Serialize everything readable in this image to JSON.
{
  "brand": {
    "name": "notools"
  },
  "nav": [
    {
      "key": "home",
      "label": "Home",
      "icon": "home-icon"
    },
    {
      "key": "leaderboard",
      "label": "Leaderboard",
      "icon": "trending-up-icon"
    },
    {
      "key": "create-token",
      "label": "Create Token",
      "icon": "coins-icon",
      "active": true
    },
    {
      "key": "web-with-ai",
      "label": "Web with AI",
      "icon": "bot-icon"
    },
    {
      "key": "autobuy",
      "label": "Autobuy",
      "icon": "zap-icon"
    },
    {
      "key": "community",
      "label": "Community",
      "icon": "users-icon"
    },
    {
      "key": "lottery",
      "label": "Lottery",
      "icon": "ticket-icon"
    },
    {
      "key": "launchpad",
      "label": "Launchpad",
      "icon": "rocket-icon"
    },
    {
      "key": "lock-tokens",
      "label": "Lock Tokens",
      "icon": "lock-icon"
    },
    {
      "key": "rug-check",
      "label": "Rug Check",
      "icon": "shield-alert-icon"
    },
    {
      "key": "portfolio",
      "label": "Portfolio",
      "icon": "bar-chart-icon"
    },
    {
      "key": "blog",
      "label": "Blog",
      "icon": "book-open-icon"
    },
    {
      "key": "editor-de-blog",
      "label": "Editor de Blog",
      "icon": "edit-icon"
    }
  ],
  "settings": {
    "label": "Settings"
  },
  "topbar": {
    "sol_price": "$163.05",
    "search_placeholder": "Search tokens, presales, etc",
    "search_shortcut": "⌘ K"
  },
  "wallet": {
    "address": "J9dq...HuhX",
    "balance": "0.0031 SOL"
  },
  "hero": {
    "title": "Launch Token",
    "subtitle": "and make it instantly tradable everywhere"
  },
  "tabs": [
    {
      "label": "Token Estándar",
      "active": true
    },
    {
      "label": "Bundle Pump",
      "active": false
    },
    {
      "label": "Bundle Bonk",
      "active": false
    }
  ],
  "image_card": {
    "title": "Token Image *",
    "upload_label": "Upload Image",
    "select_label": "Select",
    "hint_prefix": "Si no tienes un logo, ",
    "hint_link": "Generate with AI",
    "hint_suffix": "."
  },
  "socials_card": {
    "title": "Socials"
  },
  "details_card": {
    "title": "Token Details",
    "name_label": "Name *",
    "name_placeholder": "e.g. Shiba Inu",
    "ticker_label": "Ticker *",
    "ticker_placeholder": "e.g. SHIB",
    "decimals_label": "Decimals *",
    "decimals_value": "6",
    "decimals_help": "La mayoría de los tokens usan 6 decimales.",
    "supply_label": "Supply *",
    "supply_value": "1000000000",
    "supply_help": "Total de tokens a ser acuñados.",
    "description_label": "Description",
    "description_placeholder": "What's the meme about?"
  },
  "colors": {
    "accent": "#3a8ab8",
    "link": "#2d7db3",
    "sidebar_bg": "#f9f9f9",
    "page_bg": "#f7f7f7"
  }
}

§ PROMPT
Give the material above again, word for word.

§ EXERCISE RESULT
Serialize everything readable in this image to JSON.
{
  "brand": {
    "name": "notools"
  },
  "nav": [
    {
      "key": "home",
      "label": "Home",
      "icon": "home-icon"
    },
    {
      "key": "leaderboard",
      "label": "Leaderboard",
      "icon": "trending-up-icon"
    },
    {
      "key": "create-token",
      "label": "Create Token",
      "icon": "coins-icon",
      "active": true
    },
    {
      "key": "web-with-ai",
      "label": "Web with AI",
      "icon": "bot-icon"
    },
    {
      "key": "autobuy",
      "label": "Autobuy",
      "icon": "zap-icon"
    },
    {
      "key": "community",
      "label": "Community",
      "icon": "users-icon"
    },
    {
      "key": "lottery",
      "label": "Lottery",
      "icon": "ticket-icon"
    },
    {
      "key": "launchpad",
      "label": "Launchpad",
      "icon": "rocket-icon"
    },
    {
      "key": "lock-tokens",
      "label": "Lock Tokens",
      "icon": "lock-icon"
    },
    {
      "key": "rug-check",
      "label": "Rug Check",
      "icon": "shield-alert-icon"
    },
    {
      "key": "portfolio",
      "label": "Portfolio",
      "icon": "bar-chart-icon"
    },
    {
      "key": "blog",
      "label": "Blog",
      "icon": "book-open-icon"
    },
    {
      "key": "editor-de-blog",
      "label": "Editor de Blog",
      "icon": "edit-icon"
    }
  ],
  "settings": {
    "label": "Settings"
  },
  "topbar": {
    "sol_price": "$163.05",
    "search_placeholder": "Search tokens, presales, etc",
    "search_shortcut": "⌘ K"
  },
  "wallet": {
    "address": "J9dq...HuhX",
    "balance": "0.0031 SOL"
  },
  "hero": {
    "title": "Launch Token",
    "subtitle": "and make it instantly tradable everywhere"
  },
  "tabs": [
    {
      "label": "Token Estándar",
      "active": true
    },
    {
      "label": "Bundle Pump",
      "active": false
    },
    {
      "label": "Bundle Bonk",
      "active": false
    }
  ],
  "image_card": {
    "title": "Token Image *",
    "upload_label": "Upload Image",
    "select_label": "Select",
    "hint_prefix": "Si no tienes un logo, ",
    "hint_link": "Generate with AI",
    "hint_suffix": "."
  },
  "socials_card": {
    "title": "Socials"
  },
  "details_card": {
    "title": "Token Details",
    "name_label": "Name *",
    "name_placeholder": "e.g. Shiba Inu",
    "ticker_label": "Ticker *",
    "ticker_placeholder": "e.g. SHIB",
    "decimals_label": "Decimals *",
    "decimals_value": "6",
    "decimals_help": "La mayoría de los tokens usan 6 decimales.",
    "supply_label": "Supply *",
    "supply_value": "1000000000",
    "supply_help": "Total de tokens a ser acuñados.",
    "description_label": "Description",
    "description_placeholder": "What's the meme about?"
  },
  "colors": {
    "accent": "#3a8ab8",
    "link": "#2d7db3",
    "sidebar_bg": "#f9f9f9",
    "page_bg": "#f7f7f7"
  }
}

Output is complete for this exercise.